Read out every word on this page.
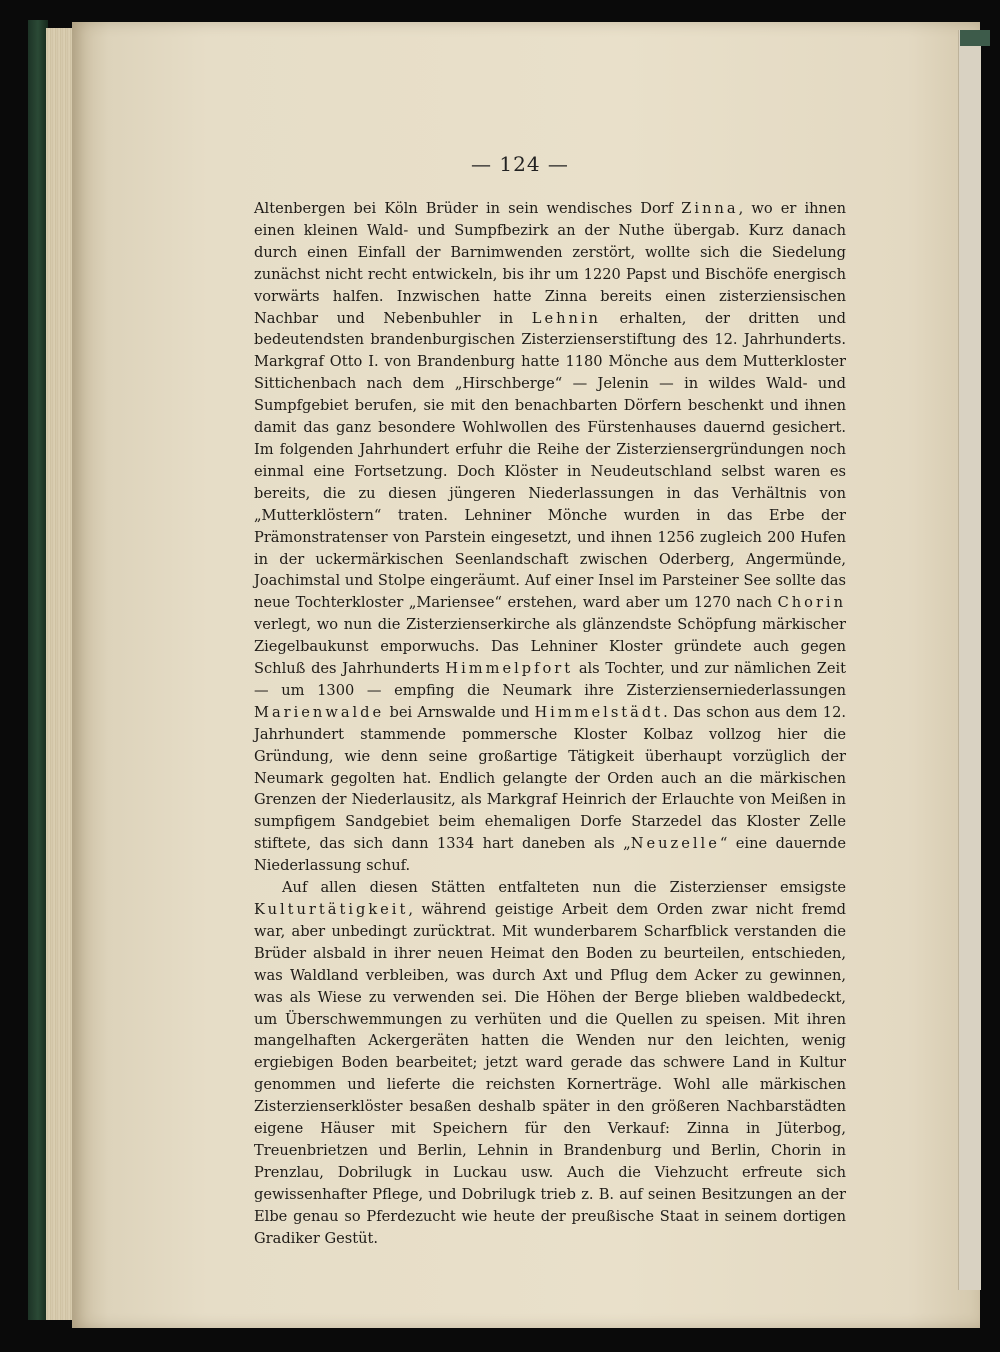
— 124 —

Altenbergen bei Köln Brüder in sein wendisches Dorf Zinna, wo er ihnen einen kleinen Wald- und Sumpfbezirk an der Nuthe übergab. Kurz danach durch einen Einfall der Barnimwenden zerstört, wollte sich die Siedelung zunächst nicht recht entwickeln, bis ihr um 1220 Papst und Bischöfe energisch vorwärts halfen. Inzwischen hatte Zinna bereits einen zisterziensischen Nachbar und Nebenbuhler in Lehnin erhalten, der dritten und bedeutendsten brandenburgischen Zisterzienserstiftung des 12. Jahrhunderts. Markgraf Otto I. von Brandenburg hatte 1180 Mönche aus dem Mutterkloster Sittichenbach nach dem „Hirschberge“ — Jelenin — in wildes Wald- und Sumpfgebiet berufen, sie mit den benachbarten Dörfern beschenkt und ihnen damit das ganz besondere Wohlwollen des Fürstenhauses dauernd gesichert. Im folgenden Jahrhundert erfuhr die Reihe der Zisterziensergründungen noch einmal eine Fortsetzung. Doch Klöster in Neudeutschland selbst waren es bereits, die zu diesen jüngeren Niederlassungen in das Verhältnis von „Mutterklöstern“ traten. Lehniner Mönche wurden in das Erbe der Prämonstratenser von Parstein eingesetzt, und ihnen 1256 zugleich 200 Hufen in der uckermärkischen Seenlandschaft zwischen Oderberg, Angermünde, Joachimstal und Stolpe eingeräumt. Auf einer Insel im Parsteiner See sollte das neue Tochterkloster „Mariensee“ erstehen, ward aber um 1270 nach Chorin verlegt, wo nun die Zisterzienserkirche als glänzendste Schöpfung märkischer Ziegelbaukunst emporwuchs. Das Lehniner Kloster gründete auch gegen Schluß des Jahrhunderts Himmelpfort als Tochter, und zur nämlichen Zeit — um 1300 — empfing die Neumark ihre Zisterzienserniederlassungen Marienwalde bei Arnswalde und Himmelstädt. Das schon aus dem 12. Jahrhundert stammende pommersche Kloster Kolbaz vollzog hier die Gründung, wie denn seine großartige Tätigkeit überhaupt vorzüglich der Neumark gegolten hat. Endlich gelangte der Orden auch an die märkischen Grenzen der Niederlausitz, als Markgraf Heinrich der Erlauchte von Meißen in sumpfigem Sandgebiet beim ehemaligen Dorfe Starzedel das Kloster Zelle stiftete, das sich dann 1334 hart daneben als „Neuzelle“ eine dauernde Niederlassung schuf.

Auf allen diesen Stätten entfalteten nun die Zisterzienser emsigste Kulturtätigkeit, während geistige Arbeit dem Orden zwar nicht fremd war, aber unbedingt zurücktrat. Mit wunderbarem Scharfblick verstanden die Brüder alsbald in ihrer neuen Heimat den Boden zu beurteilen, entschieden, was Waldland verbleiben, was durch Axt und Pflug dem Acker zu gewinnen, was als Wiese zu verwenden sei. Die Höhen der Berge blieben waldbedeckt, um Überschwemmungen zu verhüten und die Quellen zu speisen. Mit ihren mangelhaften Ackergeräten hatten die Wenden nur den leichten, wenig ergiebigen Boden bearbeitet; jetzt ward gerade das schwere Land in Kultur genommen und lieferte die reichsten Kornerträge. Wohl alle märkischen Zisterzienserklöster besaßen deshalb später in den größeren Nachbarstädten eigene Häuser mit Speichern für den Verkauf: Zinna in Jüterbog, Treuenbrietzen und Berlin, Lehnin in Brandenburg und Berlin, Chorin in Prenzlau, Dobrilugk in Luckau usw. Auch die Viehzucht erfreute sich gewissenhafter Pflege, und Dobrilugk trieb z. B. auf seinen Besitzungen an der Elbe genau so Pferdezucht wie heute der preußische Staat in seinem dortigen Gradiker Gestüt.
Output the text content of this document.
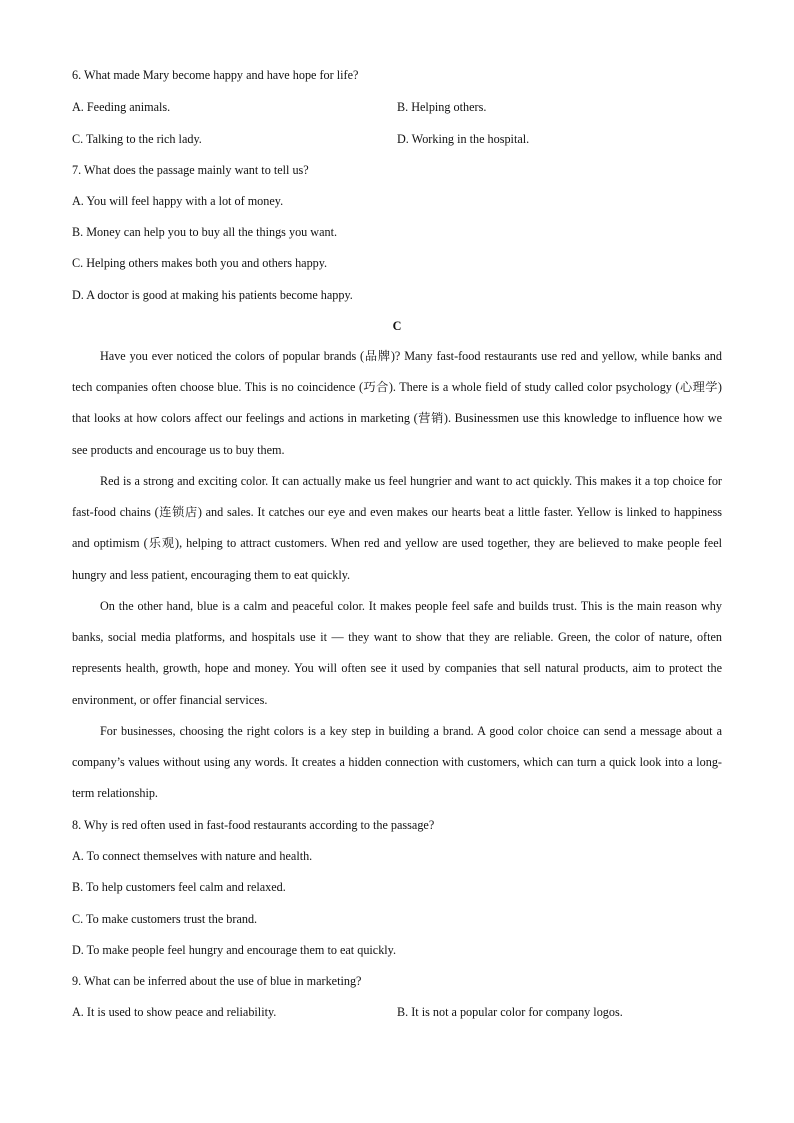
6. What made Mary become happy and have hope for life?
A. Feeding animals.	B. Helping others.
C. Talking to the rich lady.	D. Working in the hospital.
7. What does the passage mainly want to tell us?
A. You will feel happy with a lot of money.
B. Money can help you to buy all the things you want.
C. Helping others makes both you and others happy.
D. A doctor is good at making his patients become happy.
C

Have you ever noticed the colors of popular brands (品牌)? Many fast-food restaurants use red and yellow, while banks and tech companies often choose blue. This is no coincidence (巧合). There is a whole field of study called color psychology (心理学) that looks at how colors affect our feelings and actions in marketing (营销). Businessmen use this knowledge to influence how we see products and encourage us to buy them.

Red is a strong and exciting color. It can actually make us feel hungrier and want to act quickly. This makes it a top choice for fast-food chains (连锁店) and sales. It catches our eye and even makes our hearts beat a little faster. Yellow is linked to happiness and optimism (乐观), helping to attract customers. When red and yellow are used together, they are believed to make people feel hungry and less patient, encouraging them to eat quickly.

On the other hand, blue is a calm and peaceful color. It makes people feel safe and builds trust. This is the main reason why banks, social media platforms, and hospitals use it — they want to show that they are reliable. Green, the color of nature, often represents health, growth, hope and money. You will often see it used by companies that sell natural products, aim to protect the environment, or offer financial services.

For businesses, choosing the right colors is a key step in building a brand. A good color choice can send a message about a company’s values without using any words. It creates a hidden connection with customers, which can turn a quick look into a long-term relationship.

8. Why is red often used in fast-food restaurants according to the passage?
A. To connect themselves with nature and health.
B. To help customers feel calm and relaxed.
C. To make customers trust the brand.
D. To make people feel hungry and encourage them to eat quickly.
9. What can be inferred about the use of blue in marketing?
A. It is used to show peace and reliability.	B. It is not a popular color for company logos.
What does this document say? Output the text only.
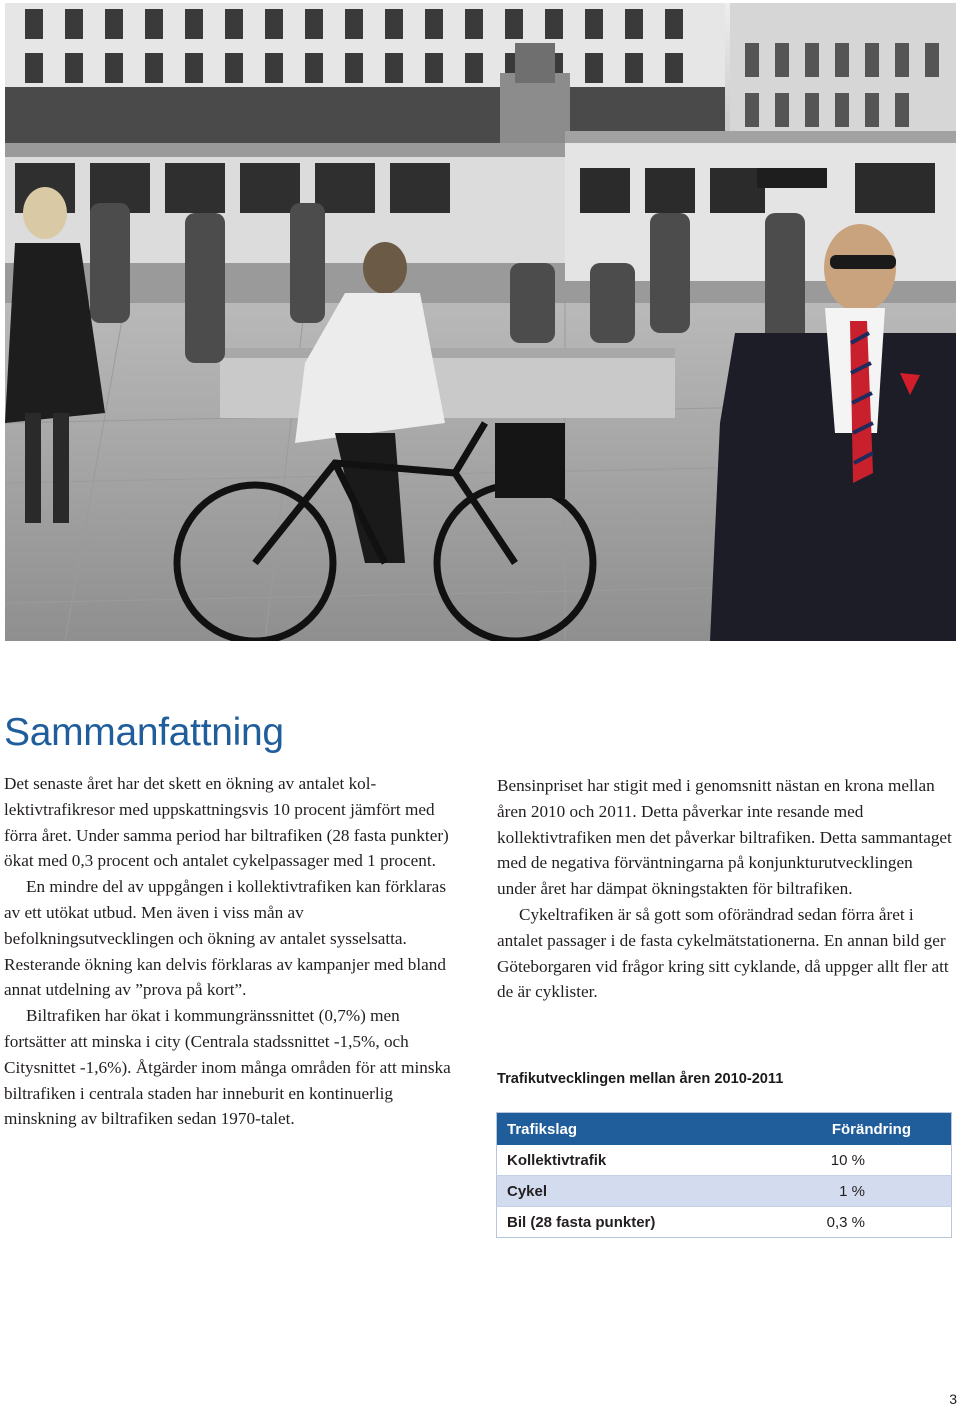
Sammanfattning

Det senaste året har det skett en ökning av antalet kollektivtrafikresor med uppskattningsvis 10 procent jämfört med förra året. Under samma period har biltrafiken (28 fasta punkter) ökat med 0,3 procent och antalet cykelpassager med 1 procent.

En mindre del av uppgången i kollektivtrafiken kan förklaras av ett utökat utbud. Men även i viss mån av befolkningsutvecklingen och ökning av antalet sysselsatta. Resterande ökning kan delvis förklaras av kampanjer med bland annat utdelning av ”prova på kort”.

Biltrafiken har ökat i kommungränssnittet (0,7%) men fortsätter att minska i city (Centrala stadssnittet -1,5%, och Citysnittet -1,6%). Åtgärder inom många områden för att minska biltrafiken i centrala staden har inneburit en kontinuerlig minskning av biltrafiken sedan 1970-talet.

Bensinpriset har stigit med i genomsnitt nästan en krona mellan åren 2010 och 2011. Detta påverkar inte resande med kollektivtrafiken men det påverkar biltrafiken. Detta sammantaget med de negativa förväntningarna på konjunkturutvecklingen under året har dämpat ökningstakten för biltrafiken.

Cykeltrafiken är så gott som oförändrad sedan förra året i antalet passager i de fasta cykelmätstationerna. En annan bild ger Göteborgaren vid frågor kring sitt cyklande, då uppger allt fler att de är cyklister.

Trafikutvecklingen mellan åren 2010-2011
Trafikslag	Förändring
Kollektivtrafik	10 %
Cykel	1 %
Bil (28 fasta punkter)	0,3 %
3
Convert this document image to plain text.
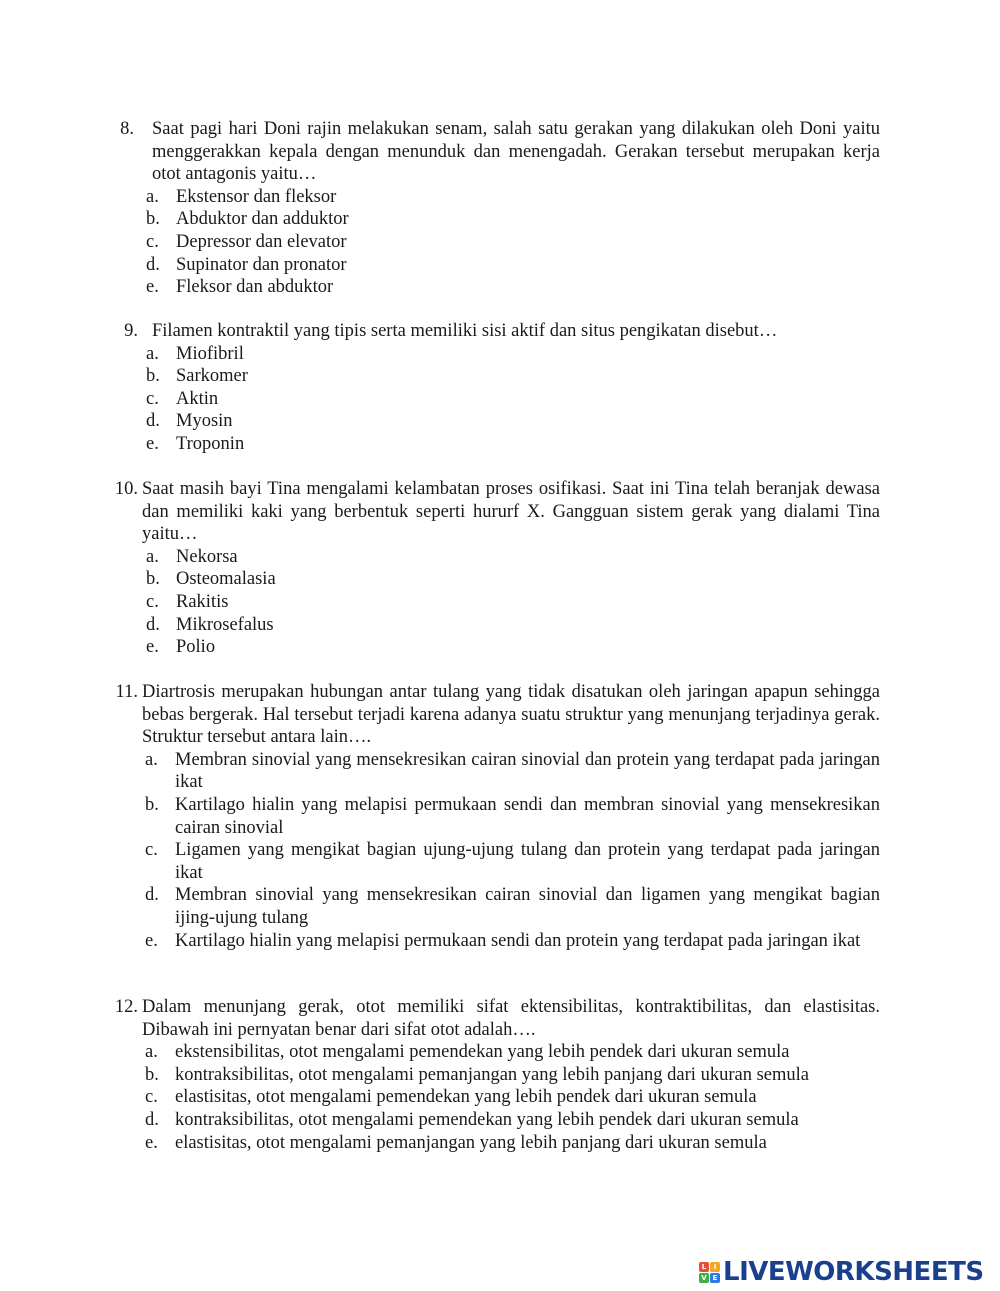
8. Saat pagi hari Doni rajin melakukan senam, salah satu gerakan yang dilakukan oleh Doni yaitu menggerakkan kepala dengan menunduk dan menengadah. Gerakan tersebut merupakan kerja otot antagonis yaitu…
a. Ekstensor dan fleksor
b. Abduktor dan adduktor
c. Depressor dan elevator
d. Supinator dan pronator
e. Fleksor dan abduktor
9. Filamen kontraktil yang tipis serta memiliki sisi aktif dan situs pengikatan disebut…
a. Miofibril
b. Sarkomer
c. Aktin
d. Myosin
e. Troponin
10. Saat masih bayi Tina mengalami kelambatan proses osifikasi. Saat ini Tina telah beranjak dewasa dan memiliki kaki yang berbentuk seperti hururf X. Gangguan sistem gerak yang dialami Tina yaitu…
a. Nekorsa
b. Osteomalasia
c. Rakitis
d. Mikrosefalus
e. Polio
11. Diartrosis merupakan hubungan antar tulang yang tidak disatukan oleh jaringan apapun sehingga bebas bergerak. Hal tersebut terjadi karena adanya suatu struktur yang menunjang terjadinya gerak. Struktur tersebut antara lain….
a. Membran sinovial yang mensekresikan cairan sinovial dan protein yang terdapat pada jaringan ikat
b. Kartilago hialin yang melapisi permukaan sendi dan membran sinovial yang mensekresikan cairan sinovial
c. Ligamen yang mengikat bagian ujung-ujung tulang dan protein yang terdapat pada jaringan ikat
d. Membran sinovial yang mensekresikan cairan sinovial dan ligamen yang mengikat bagian ijing-ujung tulang
e. Kartilago hialin yang melapisi permukaan sendi dan protein yang terdapat pada jaringan ikat
12. Dalam menunjang gerak, otot memiliki sifat ektensibilitas, kontraktibilitas, dan elastisitas. Dibawah ini pernyatan benar dari sifat otot adalah….
a. ekstensibilitas, otot mengalami pemendekan yang lebih pendek dari ukuran semula
b. kontraksibilitas, otot mengalami pemanjangan yang lebih panjang dari ukuran semula
c. elastisitas, otot mengalami pemendekan yang lebih pendek dari ukuran semula
d. kontraksibilitas, otot mengalami pemendekan yang lebih pendek dari ukuran semula
e. elastisitas, otot mengalami pemanjangan yang lebih panjang dari ukuran semula
L	I
V E LIVEWORKSHEETS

#### Problem
Report each line above that includes the string "elastisitas".

#### Expected answer
12. Dalam menunjang gerak, otot memiliki sifat ektensibilitas, kontraktibilitas, dan elastisitas. Dibawah ini pernyatan benar dari sifat otot adalah….
c. elastisitas, otot mengalami pemendekan yang lebih pendek dari ukuran semula
e. elastisitas, otot mengalami pemanjangan yang lebih panjang dari ukuran semula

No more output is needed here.